[RECORDED INFORMATION]
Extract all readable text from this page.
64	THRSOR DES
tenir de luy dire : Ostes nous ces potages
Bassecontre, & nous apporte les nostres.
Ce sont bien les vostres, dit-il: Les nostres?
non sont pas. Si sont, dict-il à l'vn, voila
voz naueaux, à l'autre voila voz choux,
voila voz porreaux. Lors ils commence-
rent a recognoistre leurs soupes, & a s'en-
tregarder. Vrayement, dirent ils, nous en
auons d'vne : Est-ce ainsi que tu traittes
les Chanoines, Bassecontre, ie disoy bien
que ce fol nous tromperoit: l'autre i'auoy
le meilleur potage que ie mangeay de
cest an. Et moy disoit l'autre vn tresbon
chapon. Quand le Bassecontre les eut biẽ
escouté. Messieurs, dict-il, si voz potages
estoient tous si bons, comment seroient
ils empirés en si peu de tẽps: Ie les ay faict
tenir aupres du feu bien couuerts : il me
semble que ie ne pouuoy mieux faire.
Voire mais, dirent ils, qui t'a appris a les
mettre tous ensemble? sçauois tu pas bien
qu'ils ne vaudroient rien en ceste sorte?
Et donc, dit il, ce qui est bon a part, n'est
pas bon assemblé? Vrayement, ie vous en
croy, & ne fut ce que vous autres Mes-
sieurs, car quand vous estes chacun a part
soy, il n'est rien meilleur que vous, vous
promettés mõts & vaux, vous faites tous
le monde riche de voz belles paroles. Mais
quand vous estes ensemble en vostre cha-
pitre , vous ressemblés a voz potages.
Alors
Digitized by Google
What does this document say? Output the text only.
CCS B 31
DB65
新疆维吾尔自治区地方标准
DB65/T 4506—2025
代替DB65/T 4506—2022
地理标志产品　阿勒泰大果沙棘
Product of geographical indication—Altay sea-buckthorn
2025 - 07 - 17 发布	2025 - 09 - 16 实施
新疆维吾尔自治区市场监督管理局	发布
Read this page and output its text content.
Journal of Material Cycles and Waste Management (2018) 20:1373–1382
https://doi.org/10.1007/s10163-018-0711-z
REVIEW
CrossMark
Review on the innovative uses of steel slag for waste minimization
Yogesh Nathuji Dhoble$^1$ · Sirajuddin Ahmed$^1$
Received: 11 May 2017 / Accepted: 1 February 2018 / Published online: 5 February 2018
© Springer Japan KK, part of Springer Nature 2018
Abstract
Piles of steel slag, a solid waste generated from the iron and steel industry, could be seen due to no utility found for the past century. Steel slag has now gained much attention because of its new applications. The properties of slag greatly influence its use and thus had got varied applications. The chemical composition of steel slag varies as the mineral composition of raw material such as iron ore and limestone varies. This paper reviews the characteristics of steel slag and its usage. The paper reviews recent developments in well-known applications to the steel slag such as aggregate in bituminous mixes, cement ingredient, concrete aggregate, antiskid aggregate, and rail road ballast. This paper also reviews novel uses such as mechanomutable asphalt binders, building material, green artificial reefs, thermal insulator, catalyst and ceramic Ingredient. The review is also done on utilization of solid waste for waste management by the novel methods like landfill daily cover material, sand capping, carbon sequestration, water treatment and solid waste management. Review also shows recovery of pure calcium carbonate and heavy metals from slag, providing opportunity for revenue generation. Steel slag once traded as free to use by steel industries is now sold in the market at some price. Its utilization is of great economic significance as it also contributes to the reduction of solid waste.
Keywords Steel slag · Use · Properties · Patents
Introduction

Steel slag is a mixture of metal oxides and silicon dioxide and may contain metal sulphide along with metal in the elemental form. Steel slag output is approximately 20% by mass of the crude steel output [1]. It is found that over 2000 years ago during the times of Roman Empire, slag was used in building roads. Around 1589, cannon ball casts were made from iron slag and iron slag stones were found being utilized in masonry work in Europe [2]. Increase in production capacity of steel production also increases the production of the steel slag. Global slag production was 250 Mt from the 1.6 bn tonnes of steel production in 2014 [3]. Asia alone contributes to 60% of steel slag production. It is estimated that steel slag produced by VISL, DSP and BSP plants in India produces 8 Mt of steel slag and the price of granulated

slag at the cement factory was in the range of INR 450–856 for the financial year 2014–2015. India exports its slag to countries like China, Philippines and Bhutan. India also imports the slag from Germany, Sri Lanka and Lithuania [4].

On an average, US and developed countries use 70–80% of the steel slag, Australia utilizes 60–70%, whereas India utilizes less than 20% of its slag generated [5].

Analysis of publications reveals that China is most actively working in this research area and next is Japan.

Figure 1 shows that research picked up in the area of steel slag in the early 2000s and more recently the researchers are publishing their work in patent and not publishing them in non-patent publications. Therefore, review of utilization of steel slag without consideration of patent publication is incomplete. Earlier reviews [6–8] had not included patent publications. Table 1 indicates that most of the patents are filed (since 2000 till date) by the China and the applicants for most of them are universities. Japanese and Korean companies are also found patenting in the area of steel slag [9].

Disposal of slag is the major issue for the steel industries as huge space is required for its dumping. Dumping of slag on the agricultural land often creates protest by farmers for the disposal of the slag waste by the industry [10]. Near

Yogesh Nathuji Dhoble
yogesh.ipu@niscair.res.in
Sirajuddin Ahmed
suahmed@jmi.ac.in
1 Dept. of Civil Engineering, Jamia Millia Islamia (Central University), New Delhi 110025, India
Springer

[INSTRUCTIONS FOR THE TASK] Reproduce the records above exactly as they appear.

[SOLVED PROBLEM]
Extract all readable text from this page.
64	THRSOR DES
tenir de luy dire : Ostes nous ces potages
Bassecontre, & nous apporte les nostres.
Ce sont bien les vostres, dit-il: Les nostres?
non sont pas. Si sont, dict-il à l'vn, voila
voz naueaux, à l'autre voila voz choux,
voila voz porreaux. Lors ils commence-
rent a recognoistre leurs soupes, & a s'en-
tregarder. Vrayement, dirent ils, nous en
auons d'vne : Est-ce ainsi que tu traittes
les Chanoines, Bassecontre, ie disoy bien
que ce fol nous tromperoit: l'autre i'auoy
le meilleur potage que ie mangeay de
cest an. Et moy disoit l'autre vn tresbon
chapon. Quand le Bassecontre les eut biẽ
escouté. Messieurs, dict-il, si voz potages
estoient tous si bons, comment seroient
ils empirés en si peu de tẽps: Ie les ay faict
tenir aupres du feu bien couuerts : il me
semble que ie ne pouuoy mieux faire.
Voire mais, dirent ils, qui t'a appris a les
mettre tous ensemble? sçauois tu pas bien
qu'ils ne vaudroient rien en ceste sorte?
Et donc, dit il, ce qui est bon a part, n'est
pas bon assemblé? Vrayement, ie vous en
croy, & ne fut ce que vous autres Mes-
sieurs, car quand vous estes chacun a part
soy, il n'est rien meilleur que vous, vous
promettés mõts & vaux, vous faites tous
le monde riche de voz belles paroles. Mais
quand vous estes ensemble en vostre cha-
pitre , vous ressemblés a voz potages.
Alors
Digitized by Google
What does this document say? Output the text only.
CCS B 31
DB65
新疆维吾尔自治区地方标准
DB65/T 4506—2025
代替DB65/T 4506—2022
地理标志产品　阿勒泰大果沙棘
Product of geographical indication—Altay sea-buckthorn
2025 - 07 - 17 发布	2025 - 09 - 16 实施
新疆维吾尔自治区市场监督管理局	发布
Read this page and output its text content.
Journal of Material Cycles and Waste Management (2018) 20:1373–1382
https://doi.org/10.1007/s10163-018-0711-z
REVIEW
CrossMark
Review on the innovative uses of steel slag for waste minimization
Yogesh Nathuji Dhoble$^1$ · Sirajuddin Ahmed$^1$
Received: 11 May 2017 / Accepted: 1 February 2018 / Published online: 5 February 2018
© Springer Japan KK, part of Springer Nature 2018
Abstract
Piles of steel slag, a solid waste generated from the iron and steel industry, could be seen due to no utility found for the past century. Steel slag has now gained much attention because of its new applications. The properties of slag greatly influence its use and thus had got varied applications. The chemical composition of steel slag varies as the mineral composition of raw material such as iron ore and limestone varies. This paper reviews the characteristics of steel slag and its usage. The paper reviews recent developments in well-known applications to the steel slag such as aggregate in bituminous mixes, cement ingredient, concrete aggregate, antiskid aggregate, and rail road ballast. This paper also reviews novel uses such as mechanomutable asphalt binders, building material, green artificial reefs, thermal insulator, catalyst and ceramic Ingredient. The review is also done on utilization of solid waste for waste management by the novel methods like landfill daily cover material, sand capping, carbon sequestration, water treatment and solid waste management. Review also shows recovery of pure calcium carbonate and heavy metals from slag, providing opportunity for revenue generation. Steel slag once traded as free to use by steel industries is now sold in the market at some price. Its utilization is of great economic significance as it also contributes to the reduction of solid waste.
Keywords Steel slag · Use · Properties · Patents
Introduction

Steel slag is a mixture of metal oxides and silicon dioxide and may contain metal sulphide along with metal in the elemental form. Steel slag output is approximately 20% by mass of the crude steel output [1]. It is found that over 2000 years ago during the times of Roman Empire, slag was used in building roads. Around 1589, cannon ball casts were made from iron slag and iron slag stones were found being utilized in masonry work in Europe [2]. Increase in production capacity of steel production also increases the production of the steel slag. Global slag production was 250 Mt from the 1.6 bn tonnes of steel production in 2014 [3]. Asia alone contributes to 60% of steel slag production. It is estimated that steel slag produced by VISL, DSP and BSP plants in India produces 8 Mt of steel slag and the price of granulated

slag at the cement factory was in the range of INR 450–856 for the financial year 2014–2015. India exports its slag to countries like China, Philippines and Bhutan. India also imports the slag from Germany, Sri Lanka and Lithuania [4].

On an average, US and developed countries use 70–80% of the steel slag, Australia utilizes 60–70%, whereas India utilizes less than 20% of its slag generated [5].

Analysis of publications reveals that China is most actively working in this research area and next is Japan.

Figure 1 shows that research picked up in the area of steel slag in the early 2000s and more recently the researchers are publishing their work in patent and not publishing them in non-patent publications. Therefore, review of utilization of steel slag without consideration of patent publication is incomplete. Earlier reviews [6–8] had not included patent publications. Table 1 indicates that most of the patents are filed (since 2000 till date) by the China and the applicants for most of them are universities. Japanese and Korean companies are also found patenting in the area of steel slag [9].

Disposal of slag is the major issue for the steel industries as huge space is required for its dumping. Dumping of slag on the agricultural land often creates protest by farmers for the disposal of the slag waste by the industry [10]. Near

Yogesh Nathuji Dhoble
yogesh.ipu@niscair.res.in
Sirajuddin Ahmed
suahmed@jmi.ac.in
1 Dept. of Civil Engineering, Jamia Millia Islamia (Central University), New Delhi 110025, India
Springer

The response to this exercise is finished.